Exercise task:
Copy out all of the material, matching it word for word.
========
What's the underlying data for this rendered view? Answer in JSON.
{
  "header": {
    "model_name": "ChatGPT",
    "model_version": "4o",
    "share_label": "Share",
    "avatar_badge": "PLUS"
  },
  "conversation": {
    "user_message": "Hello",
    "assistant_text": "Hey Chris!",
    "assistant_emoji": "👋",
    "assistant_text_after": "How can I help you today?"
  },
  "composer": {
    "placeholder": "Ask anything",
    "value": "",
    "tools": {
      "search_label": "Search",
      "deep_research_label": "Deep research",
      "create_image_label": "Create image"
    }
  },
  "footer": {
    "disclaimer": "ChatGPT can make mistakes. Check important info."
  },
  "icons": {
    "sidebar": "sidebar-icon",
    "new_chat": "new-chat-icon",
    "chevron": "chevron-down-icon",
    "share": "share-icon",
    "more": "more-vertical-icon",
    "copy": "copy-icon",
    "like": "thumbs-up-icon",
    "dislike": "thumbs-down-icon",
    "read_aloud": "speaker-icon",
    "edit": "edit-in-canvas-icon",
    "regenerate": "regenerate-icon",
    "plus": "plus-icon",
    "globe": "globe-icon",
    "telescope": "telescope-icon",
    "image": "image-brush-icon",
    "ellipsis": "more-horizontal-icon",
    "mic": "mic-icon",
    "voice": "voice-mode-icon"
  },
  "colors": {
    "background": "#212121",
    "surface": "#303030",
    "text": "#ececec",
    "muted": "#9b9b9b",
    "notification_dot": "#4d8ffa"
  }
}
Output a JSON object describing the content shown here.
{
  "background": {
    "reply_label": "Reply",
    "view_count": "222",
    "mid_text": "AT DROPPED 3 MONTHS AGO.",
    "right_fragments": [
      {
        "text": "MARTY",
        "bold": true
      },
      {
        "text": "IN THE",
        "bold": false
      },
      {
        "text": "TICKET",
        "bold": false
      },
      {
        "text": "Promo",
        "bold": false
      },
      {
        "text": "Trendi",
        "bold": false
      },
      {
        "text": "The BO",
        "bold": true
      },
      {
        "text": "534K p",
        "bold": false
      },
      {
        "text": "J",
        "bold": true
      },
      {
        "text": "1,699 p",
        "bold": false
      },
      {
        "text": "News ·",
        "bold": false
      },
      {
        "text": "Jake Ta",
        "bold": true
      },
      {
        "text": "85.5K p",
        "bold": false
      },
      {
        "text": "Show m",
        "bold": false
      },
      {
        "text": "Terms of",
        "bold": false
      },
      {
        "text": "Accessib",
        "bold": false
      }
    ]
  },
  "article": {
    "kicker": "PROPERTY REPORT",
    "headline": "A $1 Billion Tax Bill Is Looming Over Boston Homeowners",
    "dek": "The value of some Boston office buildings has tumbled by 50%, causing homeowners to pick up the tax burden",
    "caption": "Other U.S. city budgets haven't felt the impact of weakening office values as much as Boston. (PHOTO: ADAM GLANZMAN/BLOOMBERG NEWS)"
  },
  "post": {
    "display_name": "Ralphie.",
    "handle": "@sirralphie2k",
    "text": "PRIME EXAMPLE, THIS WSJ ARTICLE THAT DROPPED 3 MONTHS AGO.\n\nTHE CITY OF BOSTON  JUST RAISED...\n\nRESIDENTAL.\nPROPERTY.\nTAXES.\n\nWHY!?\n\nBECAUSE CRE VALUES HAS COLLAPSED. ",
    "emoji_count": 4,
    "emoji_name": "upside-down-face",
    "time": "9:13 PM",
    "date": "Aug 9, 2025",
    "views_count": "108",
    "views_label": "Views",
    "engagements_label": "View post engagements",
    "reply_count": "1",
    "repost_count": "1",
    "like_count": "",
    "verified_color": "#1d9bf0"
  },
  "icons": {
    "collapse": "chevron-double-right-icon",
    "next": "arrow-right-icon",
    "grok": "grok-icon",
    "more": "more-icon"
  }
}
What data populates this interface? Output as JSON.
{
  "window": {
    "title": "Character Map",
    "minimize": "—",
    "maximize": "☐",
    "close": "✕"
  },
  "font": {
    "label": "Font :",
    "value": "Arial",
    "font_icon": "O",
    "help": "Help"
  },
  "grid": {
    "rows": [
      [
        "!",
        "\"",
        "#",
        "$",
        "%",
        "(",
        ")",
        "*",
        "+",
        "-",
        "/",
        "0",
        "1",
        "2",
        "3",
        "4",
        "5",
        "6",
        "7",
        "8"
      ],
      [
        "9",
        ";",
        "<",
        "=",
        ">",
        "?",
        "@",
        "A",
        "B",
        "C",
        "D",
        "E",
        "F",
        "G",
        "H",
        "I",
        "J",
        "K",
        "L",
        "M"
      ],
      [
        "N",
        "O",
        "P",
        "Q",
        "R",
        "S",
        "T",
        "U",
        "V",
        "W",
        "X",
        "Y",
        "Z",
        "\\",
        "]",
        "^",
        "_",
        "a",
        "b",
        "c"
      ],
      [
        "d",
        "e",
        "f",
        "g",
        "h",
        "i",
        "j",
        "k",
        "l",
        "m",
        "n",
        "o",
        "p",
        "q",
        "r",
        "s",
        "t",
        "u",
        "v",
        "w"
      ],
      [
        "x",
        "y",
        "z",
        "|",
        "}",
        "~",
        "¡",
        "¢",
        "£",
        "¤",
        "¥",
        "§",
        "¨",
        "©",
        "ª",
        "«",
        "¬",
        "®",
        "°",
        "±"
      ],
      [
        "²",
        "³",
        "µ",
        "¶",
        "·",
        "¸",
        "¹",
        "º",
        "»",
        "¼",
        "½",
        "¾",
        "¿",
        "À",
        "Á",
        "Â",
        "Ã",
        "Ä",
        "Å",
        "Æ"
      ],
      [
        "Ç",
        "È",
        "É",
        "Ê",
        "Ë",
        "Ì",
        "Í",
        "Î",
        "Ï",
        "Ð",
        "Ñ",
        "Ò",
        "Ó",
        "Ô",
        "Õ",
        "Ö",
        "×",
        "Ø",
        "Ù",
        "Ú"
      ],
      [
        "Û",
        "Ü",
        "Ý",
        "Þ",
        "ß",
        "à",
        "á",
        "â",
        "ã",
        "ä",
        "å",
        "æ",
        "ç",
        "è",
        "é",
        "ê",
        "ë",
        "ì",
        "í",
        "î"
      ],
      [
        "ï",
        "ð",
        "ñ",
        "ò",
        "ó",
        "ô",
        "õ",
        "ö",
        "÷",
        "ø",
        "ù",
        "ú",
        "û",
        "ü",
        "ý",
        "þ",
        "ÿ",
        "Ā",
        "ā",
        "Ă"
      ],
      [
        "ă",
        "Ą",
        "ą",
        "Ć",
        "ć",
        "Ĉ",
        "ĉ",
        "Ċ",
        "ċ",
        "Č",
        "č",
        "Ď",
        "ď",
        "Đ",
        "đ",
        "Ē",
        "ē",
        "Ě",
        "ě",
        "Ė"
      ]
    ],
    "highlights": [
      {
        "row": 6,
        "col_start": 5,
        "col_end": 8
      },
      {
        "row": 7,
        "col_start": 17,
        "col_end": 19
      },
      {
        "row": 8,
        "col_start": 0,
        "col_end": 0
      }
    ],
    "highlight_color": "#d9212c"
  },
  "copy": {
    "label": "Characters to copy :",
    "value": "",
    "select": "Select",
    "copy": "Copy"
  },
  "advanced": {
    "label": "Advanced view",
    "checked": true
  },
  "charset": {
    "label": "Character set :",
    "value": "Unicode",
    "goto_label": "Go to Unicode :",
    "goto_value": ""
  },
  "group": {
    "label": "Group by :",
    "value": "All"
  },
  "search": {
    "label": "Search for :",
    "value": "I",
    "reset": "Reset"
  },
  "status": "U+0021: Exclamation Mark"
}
========
Task solution:
What's the underlying data for this rendered view? Answer in JSON.
{
  "header": {
    "model_name": "ChatGPT",
    "model_version": "4o",
    "share_label": "Share",
    "avatar_badge": "PLUS"
  },
  "conversation": {
    "user_message": "Hello",
    "assistant_text": "Hey Chris!",
    "assistant_emoji": "👋",
    "assistant_text_after": "How can I help you today?"
  },
  "composer": {
    "placeholder": "Ask anything",
    "value": "",
    "tools": {
      "search_label": "Search",
      "deep_research_label": "Deep research",
      "create_image_label": "Create image"
    }
  },
  "footer": {
    "disclaimer": "ChatGPT can make mistakes. Check important info."
  },
  "icons": {
    "sidebar": "sidebar-icon",
    "new_chat": "new-chat-icon",
    "chevron": "chevron-down-icon",
    "share": "share-icon",
    "more": "more-vertical-icon",
    "copy": "copy-icon",
    "like": "thumbs-up-icon",
    "dislike": "thumbs-down-icon",
    "read_aloud": "speaker-icon",
    "edit": "edit-in-canvas-icon",
    "regenerate": "regenerate-icon",
    "plus": "plus-icon",
    "globe": "globe-icon",
    "telescope": "telescope-icon",
    "image": "image-brush-icon",
    "ellipsis": "more-horizontal-icon",
    "mic": "mic-icon",
    "voice": "voice-mode-icon"
  },
  "colors": {
    "background": "#212121",
    "surface": "#303030",
    "text": "#ececec",
    "muted": "#9b9b9b",
    "notification_dot": "#4d8ffa"
  }
}
Output a JSON object describing the content shown here.
{
  "background": {
    "reply_label": "Reply",
    "view_count": "222",
    "mid_text": "AT DROPPED 3 MONTHS AGO.",
    "right_fragments": [
      {
        "text": "MARTY",
        "bold": true
      },
      {
        "text": "IN THE",
        "bold": false
      },
      {
        "text": "TICKET",
        "bold": false
      },
      {
        "text": "Promo",
        "bold": false
      },
      {
        "text": "Trendi",
        "bold": false
      },
      {
        "text": "The BO",
        "bold": true
      },
      {
        "text": "534K p",
        "bold": false
      },
      {
        "text": "J",
        "bold": true
      },
      {
        "text": "1,699 p",
        "bold": false
      },
      {
        "text": "News ·",
        "bold": false
      },
      {
        "text": "Jake Ta",
        "bold": true
      },
      {
        "text": "85.5K p",
        "bold": false
      },
      {
        "text": "Show m",
        "bold": false
      },
      {
        "text": "Terms of",
        "bold": false
      },
      {
        "text": "Accessib",
        "bold": false
      }
    ]
  },
  "article": {
    "kicker": "PROPERTY REPORT",
    "headline": "A $1 Billion Tax Bill Is Looming Over Boston Homeowners",
    "dek": "The value of some Boston office buildings has tumbled by 50%, causing homeowners to pick up the tax burden",
    "caption": "Other U.S. city budgets haven't felt the impact of weakening office values as much as Boston. (PHOTO: ADAM GLANZMAN/BLOOMBERG NEWS)"
  },
  "post": {
    "display_name": "Ralphie.",
    "handle": "@sirralphie2k",
    "text": "PRIME EXAMPLE, THIS WSJ ARTICLE THAT DROPPED 3 MONTHS AGO.\n\nTHE CITY OF BOSTON  JUST RAISED...\n\nRESIDENTAL.\nPROPERTY.\nTAXES.\n\nWHY!?\n\nBECAUSE CRE VALUES HAS COLLAPSED. ",
    "emoji_count": 4,
    "emoji_name": "upside-down-face",
    "time": "9:13 PM",
    "date": "Aug 9, 2025",
    "views_count": "108",
    "views_label": "Views",
    "engagements_label": "View post engagements",
    "reply_count": "1",
    "repost_count": "1",
    "like_count": "",
    "verified_color": "#1d9bf0"
  },
  "icons": {
    "collapse": "chevron-double-right-icon",
    "next": "arrow-right-icon",
    "grok": "grok-icon",
    "more": "more-icon"
  }
}
What data populates this interface? Output as JSON.
{
  "window": {
    "title": "Character Map",
    "minimize": "—",
    "maximize": "☐",
    "close": "✕"
  },
  "font": {
    "label": "Font :",
    "value": "Arial",
    "font_icon": "O",
    "help": "Help"
  },
  "grid": {
    "rows": [
      [
        "!",
        "\"",
        "#",
        "$",
        "%",
        "(",
        ")",
        "*",
        "+",
        "-",
        "/",
        "0",
        "1",
        "2",
        "3",
        "4",
        "5",
        "6",
        "7",
        "8"
      ],
      [
        "9",
        ";",
        "<",
        "=",
        ">",
        "?",
        "@",
        "A",
        "B",
        "C",
        "D",
        "E",
        "F",
        "G",
        "H",
        "I",
        "J",
        "K",
        "L",
        "M"
      ],
      [
        "N",
        "O",
        "P",
        "Q",
        "R",
        "S",
        "T",
        "U",
        "V",
        "W",
        "X",
        "Y",
        "Z",
        "\\",
        "]",
        "^",
        "_",
        "a",
        "b",
        "c"
      ],
      [
        "d",
        "e",
        "f",
        "g",
        "h",
        "i",
        "j",
        "k",
        "l",
        "m",
        "n",
        "o",
        "p",
        "q",
        "r",
        "s",
        "t",
        "u",
        "v",
        "w"
      ],
      [
        "x",
        "y",
        "z",
        "|",
        "}",
        "~",
        "¡",
        "¢",
        "£",
        "¤",
        "¥",
        "§",
        "¨",
        "©",
        "ª",
        "«",
        "¬",
        "®",
        "°",
        "±"
      ],
      [
        "²",
        "³",
        "µ",
        "¶",
        "·",
        "¸",
        "¹",
        "º",
        "»",
        "¼",
        "½",
        "¾",
        "¿",
        "À",
        "Á",
        "Â",
        "Ã",
        "Ä",
        "Å",
        "Æ"
      ],
      [
        "Ç",
        "È",
        "É",
        "Ê",
        "Ë",
        "Ì",
        "Í",
        "Î",
        "Ï",
        "Ð",
        "Ñ",
        "Ò",
        "Ó",
        "Ô",
        "Õ",
        "Ö",
        "×",
        "Ø",
        "Ù",
        "Ú"
      ],
      [
        "Û",
        "Ü",
        "Ý",
        "Þ",
        "ß",
        "à",
        "á",
        "â",
        "ã",
        "ä",
        "å",
        "æ",
        "ç",
        "è",
        "é",
        "ê",
        "ë",
        "ì",
        "í",
        "î"
      ],
      [
        "ï",
        "ð",
        "ñ",
        "ò",
        "ó",
        "ô",
        "õ",
        "ö",
        "÷",
        "ø",
        "ù",
        "ú",
        "û",
        "ü",
        "ý",
        "þ",
        "ÿ",
        "Ā",
        "ā",
        "Ă"
      ],
      [
        "ă",
        "Ą",
        "ą",
        "Ć",
        "ć",
        "Ĉ",
        "ĉ",
        "Ċ",
        "ċ",
        "Č",
        "č",
        "Ď",
        "ď",
        "Đ",
        "đ",
        "Ē",
        "ē",
        "Ě",
        "ě",
        "Ė"
      ]
    ],
    "highlights": [
      {
        "row": 6,
        "col_start": 5,
        "col_end": 8
      },
      {
        "row": 7,
        "col_start": 17,
        "col_end": 19
      },
      {
        "row": 8,
        "col_start": 0,
        "col_end": 0
      }
    ],
    "highlight_color": "#d9212c"
  },
  "copy": {
    "label": "Characters to copy :",
    "value": "",
    "select": "Select",
    "copy": "Copy"
  },
  "advanced": {
    "label": "Advanced view",
    "checked": true
  },
  "charset": {
    "label": "Character set :",
    "value": "Unicode",
    "goto_label": "Go to Unicode :",
    "goto_value": ""
  },
  "group": {
    "label": "Group by :",
    "value": "All"
  },
  "search": {
    "label": "Search for :",
    "value": "I",
    "reset": "Reset"
  },
  "status": "U+0021: Exclamation Mark"
}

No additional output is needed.